## BEGIN INPUT ROWS
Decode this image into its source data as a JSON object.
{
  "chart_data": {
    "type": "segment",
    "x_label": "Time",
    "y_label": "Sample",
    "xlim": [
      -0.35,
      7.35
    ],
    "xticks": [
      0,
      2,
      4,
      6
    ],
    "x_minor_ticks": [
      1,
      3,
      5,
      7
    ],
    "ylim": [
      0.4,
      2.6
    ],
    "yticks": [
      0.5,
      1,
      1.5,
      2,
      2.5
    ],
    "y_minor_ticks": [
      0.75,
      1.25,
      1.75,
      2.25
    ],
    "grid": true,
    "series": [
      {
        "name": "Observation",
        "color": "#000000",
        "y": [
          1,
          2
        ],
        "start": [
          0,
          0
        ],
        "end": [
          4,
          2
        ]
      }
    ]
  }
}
## END INPUT ROWS
[WORK TO COMPLETE]: Repeat all the entries word for word.

[SOLUTION FOR THIS PROBLEM]:
Decode this image into its source data as a JSON object.
{
  "chart_data": {
    "type": "segment",
    "x_label": "Time",
    "y_label": "Sample",
    "xlim": [
      -0.35,
      7.35
    ],
    "xticks": [
      0,
      2,
      4,
      6
    ],
    "x_minor_ticks": [
      1,
      3,
      5,
      7
    ],
    "ylim": [
      0.4,
      2.6
    ],
    "yticks": [
      0.5,
      1,
      1.5,
      2,
      2.5
    ],
    "y_minor_ticks": [
      0.75,
      1.25,
      1.75,
      2.25
    ],
    "grid": true,
    "series": [
      {
        "name": "Observation",
        "color": "#000000",
        "y": [
          1,
          2
        ],
        "start": [
          0,
          0
        ],
        "end": [
          4,
          2
        ]
      }
    ]
  }
}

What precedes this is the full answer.